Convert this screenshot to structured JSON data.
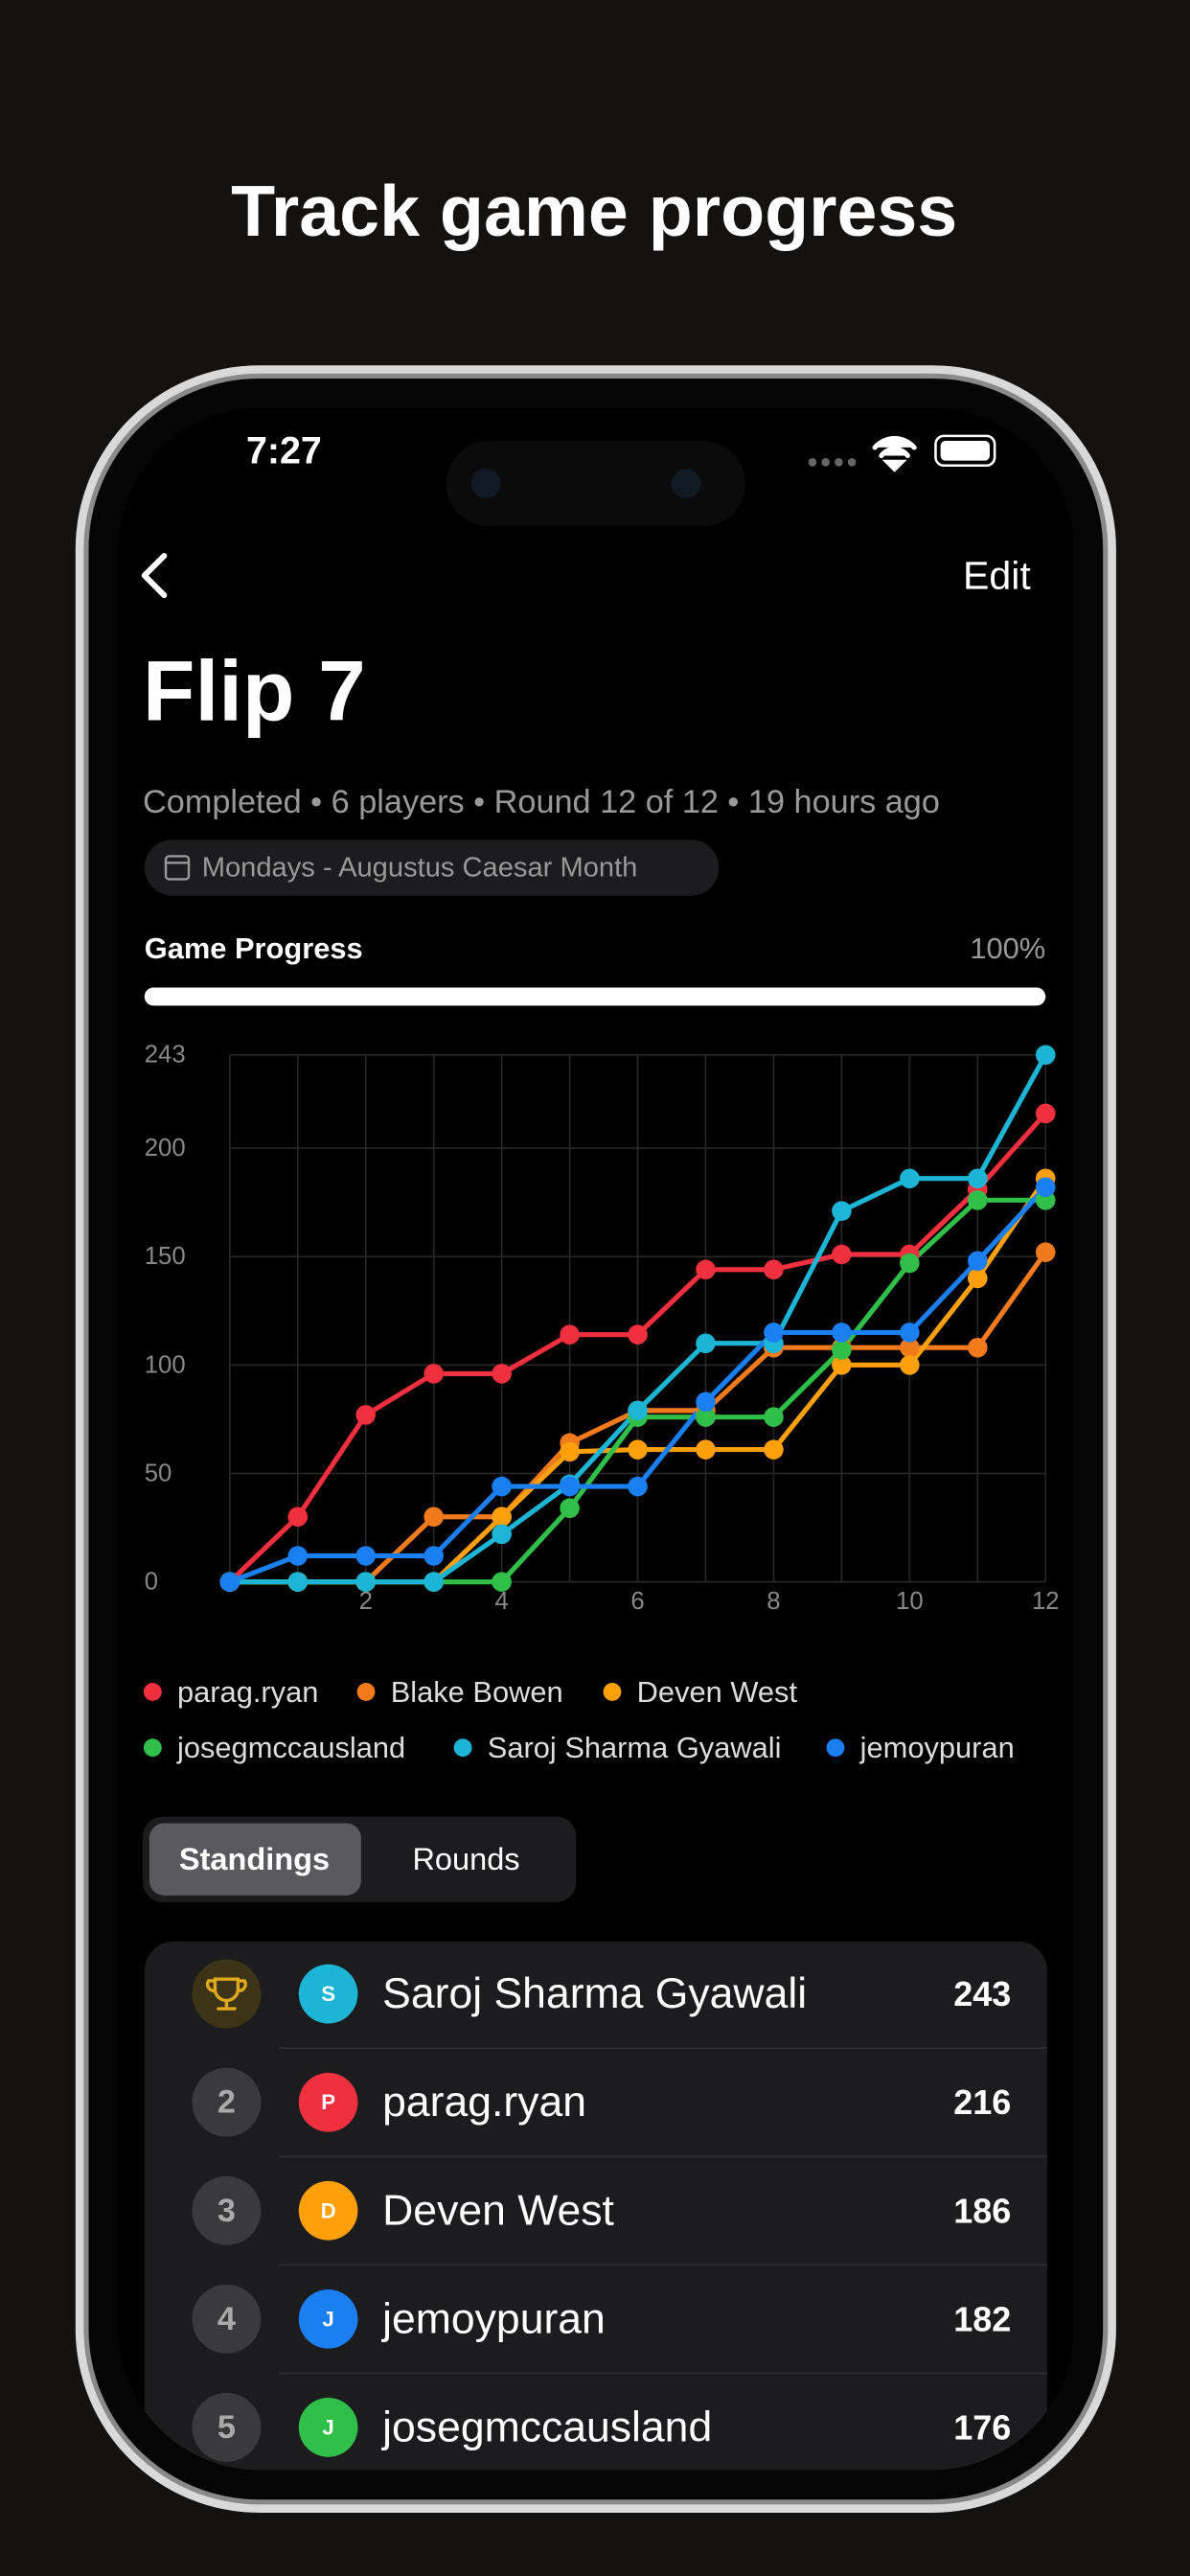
{
  "headline": "Track game progress",
  "status_bar": {
    "time": "7:27"
  },
  "nav": {
    "edit": "Edit"
  },
  "title": "Flip 7",
  "subtitle": "Completed • 6 players • Round 12 of 12 • 19 hours ago",
  "tag": "Mondays - Augustus Caesar Month",
  "progress": {
    "label": "Game Progress",
    "value": 100,
    "value_label": "100%"
  },
  "chart_data": {
    "type": "line",
    "x": [
      0,
      1,
      2,
      3,
      4,
      5,
      6,
      7,
      8,
      9,
      10,
      11,
      12
    ],
    "xlim": [
      0,
      12
    ],
    "xticks": [
      2,
      4,
      6,
      8,
      10,
      12
    ],
    "ylim": [
      0,
      243
    ],
    "yticks": [
      0,
      50,
      100,
      150,
      200,
      243
    ],
    "grid": true,
    "series": [
      {
        "name": "parag.ryan",
        "color": "#f0303f",
        "values": [
          0,
          30,
          77,
          96,
          96,
          114,
          114,
          144,
          144,
          151,
          151,
          181,
          216
        ]
      },
      {
        "name": "Blake Bowen",
        "color": "#f07a1c",
        "values": [
          0,
          0,
          0,
          30,
          30,
          64,
          79,
          79,
          108,
          108,
          108,
          108,
          152
        ]
      },
      {
        "name": "Deven West",
        "color": "#ff9f0a",
        "values": [
          0,
          0,
          0,
          0,
          30,
          60,
          61,
          61,
          61,
          100,
          100,
          140,
          186
        ]
      },
      {
        "name": "josegmccausland",
        "color": "#30c04a",
        "values": [
          0,
          0,
          0,
          0,
          0,
          34,
          76,
          76,
          76,
          107,
          147,
          176,
          176
        ]
      },
      {
        "name": "Saroj Sharma Gyawali",
        "color": "#1db5d5",
        "values": [
          0,
          0,
          0,
          0,
          22,
          45,
          79,
          110,
          110,
          171,
          186,
          186,
          243
        ]
      },
      {
        "name": "jemoypuran",
        "color": "#1a7ff0",
        "values": [
          0,
          12,
          12,
          12,
          44,
          44,
          44,
          83,
          115,
          115,
          115,
          148,
          182
        ]
      }
    ]
  },
  "tabs": [
    "Standings",
    "Rounds"
  ],
  "standings": [
    {
      "initial": "S",
      "name": "Saroj Sharma Gyawali",
      "score": 243
    },
    {
      "rank": 2,
      "initial": "P",
      "name": "parag.ryan",
      "score": 216
    },
    {
      "rank": 3,
      "initial": "D",
      "name": "Deven West",
      "score": 186
    },
    {
      "rank": 4,
      "initial": "J",
      "name": "jemoypuran",
      "score": 182
    },
    {
      "rank": 5,
      "initial": "J",
      "name": "josegmccausland",
      "score": 176
    }
  ]
}
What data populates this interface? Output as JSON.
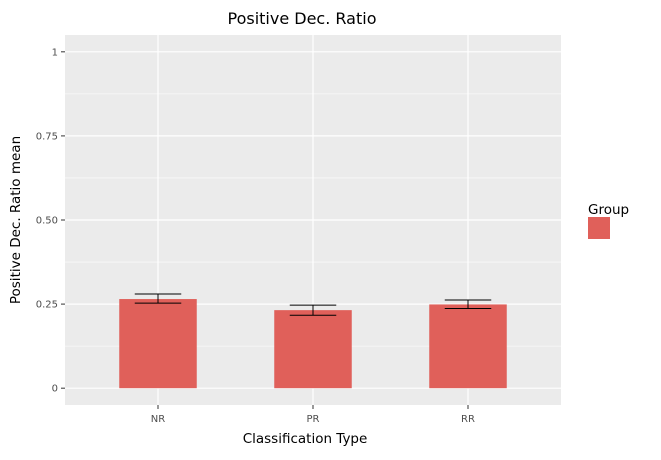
{
  "chart_data": {
    "type": "bar",
    "title": "Positive Dec. Ratio",
    "xlabel": "Classification Type",
    "ylabel": "Positive Dec. Ratio mean",
    "categories": [
      "NR",
      "PR",
      "RR"
    ],
    "series": [
      {
        "name": "",
        "values": [
          0.265,
          0.232,
          0.249
        ],
        "error_low": [
          0.253,
          0.217,
          0.237
        ],
        "error_high": [
          0.28,
          0.247,
          0.262
        ]
      }
    ],
    "ylim": [
      -0.05,
      1.05
    ],
    "yticks": [
      0,
      0.25,
      0.5,
      0.75,
      1
    ],
    "ytick_labels": [
      "0",
      "0.25",
      "0.50",
      "0.75",
      "1"
    ],
    "grid": true,
    "legend": {
      "title": "Group",
      "placement": "right"
    },
    "colors": {
      "bar": "#e0605a",
      "panel": "#ebebeb",
      "grid": "#ffffff"
    }
  }
}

*****

Task instructions — Copy every line of the data word for word, omitting the images.

Finished answer —
Convert this screenshot to structured JSON data.
{
  "headline": "Track game progress",
  "status_bar": {
    "time": "7:27"
  },
  "nav": {
    "edit": "Edit"
  },
  "title": "Flip 7",
  "subtitle": "Completed • 6 players • Round 12 of 12 • 19 hours ago",
  "tag": "Mondays - Augustus Caesar Month",
  "progress": {
    "label": "Game Progress",
    "value": 100,
    "value_label": "100%"
  },
  "chart_data": {
    "type": "line",
    "x": [
      0,
      1,
      2,
      3,
      4,
      5,
      6,
      7,
      8,
      9,
      10,
      11,
      12
    ],
    "xlim": [
      0,
      12
    ],
    "xticks": [
      2,
      4,
      6,
      8,
      10,
      12
    ],
    "ylim": [
      0,
      243
    ],
    "yticks": [
      0,
      50,
      100,
      150,
      200,
      243
    ],
    "grid": true,
    "series": [
      {
        "name": "parag.ryan",
        "color": "#f0303f",
        "values": [
          0,
          30,
          77,
          96,
          96,
          114,
          114,
          144,
          144,
          151,
          151,
          181,
          216
        ]
      },
      {
        "name": "Blake Bowen",
        "color": "#f07a1c",
        "values": [
          0,
          0,
          0,
          30,
          30,
          64,
          79,
          79,
          108,
          108,
          108,
          108,
          152
        ]
      },
      {
        "name": "Deven West",
        "color": "#ff9f0a",
        "values": [
          0,
          0,
          0,
          0,
          30,
          60,
          61,
          61,
          61,
          100,
          100,
          140,
          186
        ]
      },
      {
        "name": "josegmccausland",
        "color": "#30c04a",
        "values": [
          0,
          0,
          0,
          0,
          0,
          34,
          76,
          76,
          76,
          107,
          147,
          176,
          176
        ]
      },
      {
        "name": "Saroj Sharma Gyawali",
        "color": "#1db5d5",
        "values": [
          0,
          0,
          0,
          0,
          22,
          45,
          79,
          110,
          110,
          171,
          186,
          186,
          243
        ]
      },
      {
        "name": "jemoypuran",
        "color": "#1a7ff0",
        "values": [
          0,
          12,
          12,
          12,
          44,
          44,
          44,
          83,
          115,
          115,
          115,
          148,
          182
        ]
      }
    ]
  },
  "tabs": [
    "Standings",
    "Rounds"
  ],
  "standings": [
    {
      "initial": "S",
      "name": "Saroj Sharma Gyawali",
      "score": 243
    },
    {
      "rank": 2,
      "initial": "P",
      "name": "parag.ryan",
      "score": 216
    },
    {
      "rank": 3,
      "initial": "D",
      "name": "Deven West",
      "score": 186
    },
    {
      "rank": 4,
      "initial": "J",
      "name": "jemoypuran",
      "score": 182
    },
    {
      "rank": 5,
      "initial": "J",
      "name": "josegmccausland",
      "score": 176
    }
  ]
}
What data populates this interface? Output as JSON.
{
  "chart_data": {
    "type": "bar",
    "title": "Positive Dec. Ratio",
    "xlabel": "Classification Type",
    "ylabel": "Positive Dec. Ratio mean",
    "categories": [
      "NR",
      "PR",
      "RR"
    ],
    "series": [
      {
        "name": "",
        "values": [
          0.265,
          0.232,
          0.249
        ],
        "error_low": [
          0.253,
          0.217,
          0.237
        ],
        "error_high": [
          0.28,
          0.247,
          0.262
        ]
      }
    ],
    "ylim": [
      -0.05,
      1.05
    ],
    "yticks": [
      0,
      0.25,
      0.5,
      0.75,
      1
    ],
    "ytick_labels": [
      "0",
      "0.25",
      "0.50",
      "0.75",
      "1"
    ],
    "grid": true,
    "legend": {
      "title": "Group",
      "placement": "right"
    },
    "colors": {
      "bar": "#e0605a",
      "panel": "#ebebeb",
      "grid": "#ffffff"
    }
  }
}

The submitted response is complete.